---------- Record set ----------
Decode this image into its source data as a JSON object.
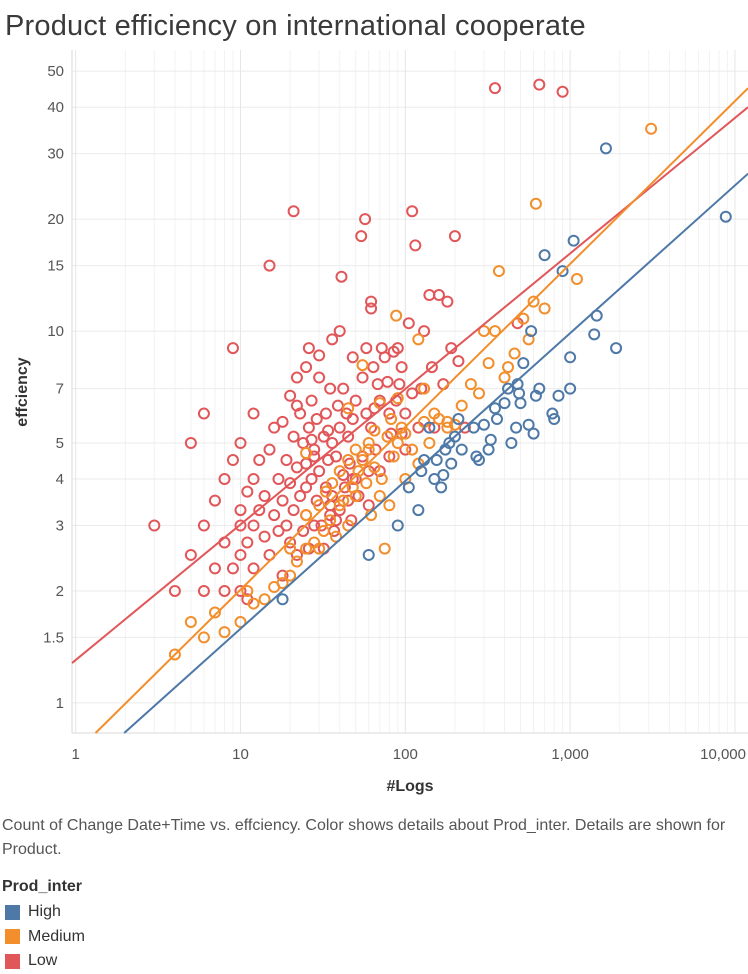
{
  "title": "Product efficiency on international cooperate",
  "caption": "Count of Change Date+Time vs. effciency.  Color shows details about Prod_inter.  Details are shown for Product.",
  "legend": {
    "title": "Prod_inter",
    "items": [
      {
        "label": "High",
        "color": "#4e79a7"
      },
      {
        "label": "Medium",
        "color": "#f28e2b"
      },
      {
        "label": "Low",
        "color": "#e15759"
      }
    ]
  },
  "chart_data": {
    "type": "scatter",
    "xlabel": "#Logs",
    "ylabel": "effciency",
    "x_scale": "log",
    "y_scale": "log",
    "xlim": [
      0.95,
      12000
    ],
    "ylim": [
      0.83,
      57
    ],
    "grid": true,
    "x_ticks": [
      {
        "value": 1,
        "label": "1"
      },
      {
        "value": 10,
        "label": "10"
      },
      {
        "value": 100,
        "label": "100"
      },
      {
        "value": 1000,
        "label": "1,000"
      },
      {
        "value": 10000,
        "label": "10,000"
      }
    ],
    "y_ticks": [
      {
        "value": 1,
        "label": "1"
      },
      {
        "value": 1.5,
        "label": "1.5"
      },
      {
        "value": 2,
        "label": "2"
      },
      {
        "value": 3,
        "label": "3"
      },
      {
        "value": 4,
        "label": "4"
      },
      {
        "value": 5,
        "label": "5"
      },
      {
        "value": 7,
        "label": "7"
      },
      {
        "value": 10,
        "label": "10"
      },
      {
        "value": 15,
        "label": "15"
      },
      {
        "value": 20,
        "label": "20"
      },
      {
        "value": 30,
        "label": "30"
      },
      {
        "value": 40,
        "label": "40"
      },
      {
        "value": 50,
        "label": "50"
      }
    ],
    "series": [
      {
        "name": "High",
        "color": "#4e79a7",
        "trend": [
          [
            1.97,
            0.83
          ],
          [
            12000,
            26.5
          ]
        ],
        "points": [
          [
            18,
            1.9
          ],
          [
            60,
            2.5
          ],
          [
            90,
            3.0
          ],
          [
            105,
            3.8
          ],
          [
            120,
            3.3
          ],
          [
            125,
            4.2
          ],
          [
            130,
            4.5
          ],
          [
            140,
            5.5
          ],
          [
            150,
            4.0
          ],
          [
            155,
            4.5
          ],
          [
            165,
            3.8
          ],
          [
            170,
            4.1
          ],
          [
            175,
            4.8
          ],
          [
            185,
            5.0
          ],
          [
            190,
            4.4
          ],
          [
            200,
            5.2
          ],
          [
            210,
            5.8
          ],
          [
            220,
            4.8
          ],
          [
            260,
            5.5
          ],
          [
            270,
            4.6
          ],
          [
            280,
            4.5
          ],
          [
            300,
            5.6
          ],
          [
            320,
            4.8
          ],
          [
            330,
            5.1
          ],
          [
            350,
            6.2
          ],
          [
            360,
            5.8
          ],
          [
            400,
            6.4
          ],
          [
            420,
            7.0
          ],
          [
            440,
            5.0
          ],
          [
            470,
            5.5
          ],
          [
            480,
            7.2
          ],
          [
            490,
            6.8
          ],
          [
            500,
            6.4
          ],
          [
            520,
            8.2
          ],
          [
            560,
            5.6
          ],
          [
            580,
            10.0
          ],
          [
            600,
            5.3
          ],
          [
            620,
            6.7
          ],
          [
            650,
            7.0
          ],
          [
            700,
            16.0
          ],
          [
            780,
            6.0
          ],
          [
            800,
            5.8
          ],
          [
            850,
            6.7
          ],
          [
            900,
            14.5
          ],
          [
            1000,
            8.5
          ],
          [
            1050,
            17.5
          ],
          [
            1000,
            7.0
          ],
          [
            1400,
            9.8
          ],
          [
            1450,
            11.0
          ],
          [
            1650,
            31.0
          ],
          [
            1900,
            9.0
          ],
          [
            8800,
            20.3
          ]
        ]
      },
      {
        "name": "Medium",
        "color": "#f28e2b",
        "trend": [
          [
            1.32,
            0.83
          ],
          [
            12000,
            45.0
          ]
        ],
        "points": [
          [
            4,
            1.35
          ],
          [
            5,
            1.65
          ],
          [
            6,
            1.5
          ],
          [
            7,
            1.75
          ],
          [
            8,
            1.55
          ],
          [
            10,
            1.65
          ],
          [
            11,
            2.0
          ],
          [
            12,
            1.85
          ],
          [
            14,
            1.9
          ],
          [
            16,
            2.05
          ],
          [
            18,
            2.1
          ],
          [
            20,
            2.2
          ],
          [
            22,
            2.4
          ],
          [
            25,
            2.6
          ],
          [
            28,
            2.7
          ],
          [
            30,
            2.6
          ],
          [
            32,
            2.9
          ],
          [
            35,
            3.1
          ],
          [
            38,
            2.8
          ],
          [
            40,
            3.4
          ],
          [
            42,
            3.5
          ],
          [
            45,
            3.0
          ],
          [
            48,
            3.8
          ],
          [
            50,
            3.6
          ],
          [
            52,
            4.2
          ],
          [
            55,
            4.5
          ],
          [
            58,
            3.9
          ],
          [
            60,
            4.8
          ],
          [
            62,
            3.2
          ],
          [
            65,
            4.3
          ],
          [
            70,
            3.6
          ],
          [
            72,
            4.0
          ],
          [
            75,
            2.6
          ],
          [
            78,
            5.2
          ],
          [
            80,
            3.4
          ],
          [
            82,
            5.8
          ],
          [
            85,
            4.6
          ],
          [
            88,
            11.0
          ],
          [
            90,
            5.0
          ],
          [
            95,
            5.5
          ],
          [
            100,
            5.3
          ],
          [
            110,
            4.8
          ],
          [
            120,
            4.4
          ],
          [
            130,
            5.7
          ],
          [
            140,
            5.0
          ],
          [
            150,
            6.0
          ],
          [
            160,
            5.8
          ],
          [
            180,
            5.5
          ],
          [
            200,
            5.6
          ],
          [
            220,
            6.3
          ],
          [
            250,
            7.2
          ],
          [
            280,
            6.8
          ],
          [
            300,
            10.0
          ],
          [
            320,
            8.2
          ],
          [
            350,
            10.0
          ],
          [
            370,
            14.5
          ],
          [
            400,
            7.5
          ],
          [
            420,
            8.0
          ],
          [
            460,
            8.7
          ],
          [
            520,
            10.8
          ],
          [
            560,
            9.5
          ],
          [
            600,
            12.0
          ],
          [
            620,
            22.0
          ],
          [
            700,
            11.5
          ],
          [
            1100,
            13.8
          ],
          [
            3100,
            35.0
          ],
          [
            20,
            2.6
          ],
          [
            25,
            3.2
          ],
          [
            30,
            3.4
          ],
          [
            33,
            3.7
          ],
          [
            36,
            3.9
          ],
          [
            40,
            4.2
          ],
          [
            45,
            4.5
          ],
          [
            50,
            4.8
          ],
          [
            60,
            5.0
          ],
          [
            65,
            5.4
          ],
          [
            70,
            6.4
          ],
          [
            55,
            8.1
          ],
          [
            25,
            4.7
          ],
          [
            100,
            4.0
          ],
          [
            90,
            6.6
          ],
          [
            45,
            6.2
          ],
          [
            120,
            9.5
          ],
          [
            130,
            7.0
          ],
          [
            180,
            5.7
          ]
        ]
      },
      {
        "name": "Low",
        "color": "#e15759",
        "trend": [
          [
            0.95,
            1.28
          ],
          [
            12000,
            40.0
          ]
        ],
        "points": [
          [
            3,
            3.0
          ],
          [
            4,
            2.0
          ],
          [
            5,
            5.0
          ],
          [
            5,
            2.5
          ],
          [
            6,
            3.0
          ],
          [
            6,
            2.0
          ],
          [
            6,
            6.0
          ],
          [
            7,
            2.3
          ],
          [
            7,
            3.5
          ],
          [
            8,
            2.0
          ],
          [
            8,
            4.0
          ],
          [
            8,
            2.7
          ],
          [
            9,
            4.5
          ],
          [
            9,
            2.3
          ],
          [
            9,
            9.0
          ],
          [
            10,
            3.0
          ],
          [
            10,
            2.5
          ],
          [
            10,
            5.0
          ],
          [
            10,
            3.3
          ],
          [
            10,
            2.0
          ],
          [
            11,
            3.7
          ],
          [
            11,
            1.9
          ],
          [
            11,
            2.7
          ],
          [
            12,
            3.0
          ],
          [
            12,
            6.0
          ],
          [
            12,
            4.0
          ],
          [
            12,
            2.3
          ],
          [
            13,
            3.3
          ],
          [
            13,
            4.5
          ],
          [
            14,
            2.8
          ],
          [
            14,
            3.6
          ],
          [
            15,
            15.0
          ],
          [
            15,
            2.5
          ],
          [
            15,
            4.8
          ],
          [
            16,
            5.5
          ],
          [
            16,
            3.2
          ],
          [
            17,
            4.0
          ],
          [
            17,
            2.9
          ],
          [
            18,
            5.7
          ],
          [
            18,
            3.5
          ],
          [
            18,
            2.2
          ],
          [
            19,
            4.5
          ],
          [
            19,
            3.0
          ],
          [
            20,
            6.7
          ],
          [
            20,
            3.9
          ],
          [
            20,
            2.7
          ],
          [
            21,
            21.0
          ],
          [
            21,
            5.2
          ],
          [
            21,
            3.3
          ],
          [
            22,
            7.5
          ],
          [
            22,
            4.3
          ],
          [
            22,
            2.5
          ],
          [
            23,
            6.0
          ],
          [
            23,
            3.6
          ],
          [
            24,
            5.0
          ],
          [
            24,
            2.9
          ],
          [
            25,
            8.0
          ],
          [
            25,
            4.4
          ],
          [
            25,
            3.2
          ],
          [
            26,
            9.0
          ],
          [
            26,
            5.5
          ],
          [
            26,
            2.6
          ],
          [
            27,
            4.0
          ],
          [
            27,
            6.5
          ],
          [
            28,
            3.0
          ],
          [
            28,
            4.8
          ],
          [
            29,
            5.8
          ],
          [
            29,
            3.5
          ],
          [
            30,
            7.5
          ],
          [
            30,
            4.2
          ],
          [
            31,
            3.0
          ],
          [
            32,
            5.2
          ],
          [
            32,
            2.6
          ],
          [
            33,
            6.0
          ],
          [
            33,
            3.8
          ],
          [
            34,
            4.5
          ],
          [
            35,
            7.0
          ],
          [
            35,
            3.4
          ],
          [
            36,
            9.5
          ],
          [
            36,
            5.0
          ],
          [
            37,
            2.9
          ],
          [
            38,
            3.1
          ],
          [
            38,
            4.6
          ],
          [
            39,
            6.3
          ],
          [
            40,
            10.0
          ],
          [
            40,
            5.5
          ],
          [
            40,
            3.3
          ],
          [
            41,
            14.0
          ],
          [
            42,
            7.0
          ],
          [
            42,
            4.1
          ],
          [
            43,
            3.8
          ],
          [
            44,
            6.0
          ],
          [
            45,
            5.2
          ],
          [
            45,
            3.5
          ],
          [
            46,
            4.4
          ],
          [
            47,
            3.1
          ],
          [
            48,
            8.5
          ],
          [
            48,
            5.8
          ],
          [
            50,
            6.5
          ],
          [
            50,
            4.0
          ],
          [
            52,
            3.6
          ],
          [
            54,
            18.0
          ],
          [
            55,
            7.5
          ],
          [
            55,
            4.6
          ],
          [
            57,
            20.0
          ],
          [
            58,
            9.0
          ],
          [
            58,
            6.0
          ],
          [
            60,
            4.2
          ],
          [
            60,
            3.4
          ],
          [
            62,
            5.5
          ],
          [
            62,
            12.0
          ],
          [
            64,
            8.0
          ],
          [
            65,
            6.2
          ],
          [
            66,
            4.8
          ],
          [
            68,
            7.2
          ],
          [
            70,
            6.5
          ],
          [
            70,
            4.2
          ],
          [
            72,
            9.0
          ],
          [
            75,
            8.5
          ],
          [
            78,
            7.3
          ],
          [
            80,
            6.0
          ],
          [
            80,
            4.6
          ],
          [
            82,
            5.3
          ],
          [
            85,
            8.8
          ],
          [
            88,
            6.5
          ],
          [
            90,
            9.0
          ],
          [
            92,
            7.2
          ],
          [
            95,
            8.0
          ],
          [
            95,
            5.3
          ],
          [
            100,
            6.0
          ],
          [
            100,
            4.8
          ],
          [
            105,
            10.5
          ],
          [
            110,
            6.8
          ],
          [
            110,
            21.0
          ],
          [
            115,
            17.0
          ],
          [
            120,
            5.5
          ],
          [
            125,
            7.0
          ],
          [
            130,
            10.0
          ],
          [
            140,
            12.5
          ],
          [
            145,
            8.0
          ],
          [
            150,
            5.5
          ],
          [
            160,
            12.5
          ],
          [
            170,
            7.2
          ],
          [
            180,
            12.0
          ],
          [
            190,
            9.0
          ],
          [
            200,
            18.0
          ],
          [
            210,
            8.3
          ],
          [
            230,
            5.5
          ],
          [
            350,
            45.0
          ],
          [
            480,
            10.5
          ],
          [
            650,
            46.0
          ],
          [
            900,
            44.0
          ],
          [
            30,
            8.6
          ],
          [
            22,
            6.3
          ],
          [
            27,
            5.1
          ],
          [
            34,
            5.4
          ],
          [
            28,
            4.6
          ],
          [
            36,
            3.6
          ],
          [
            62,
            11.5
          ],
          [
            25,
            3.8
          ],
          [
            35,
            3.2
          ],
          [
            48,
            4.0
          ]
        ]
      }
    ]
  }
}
----------
• _Exercise instructions_: Give only the count of lines in this material that contain the string "Product".

• _Exercise result_: 2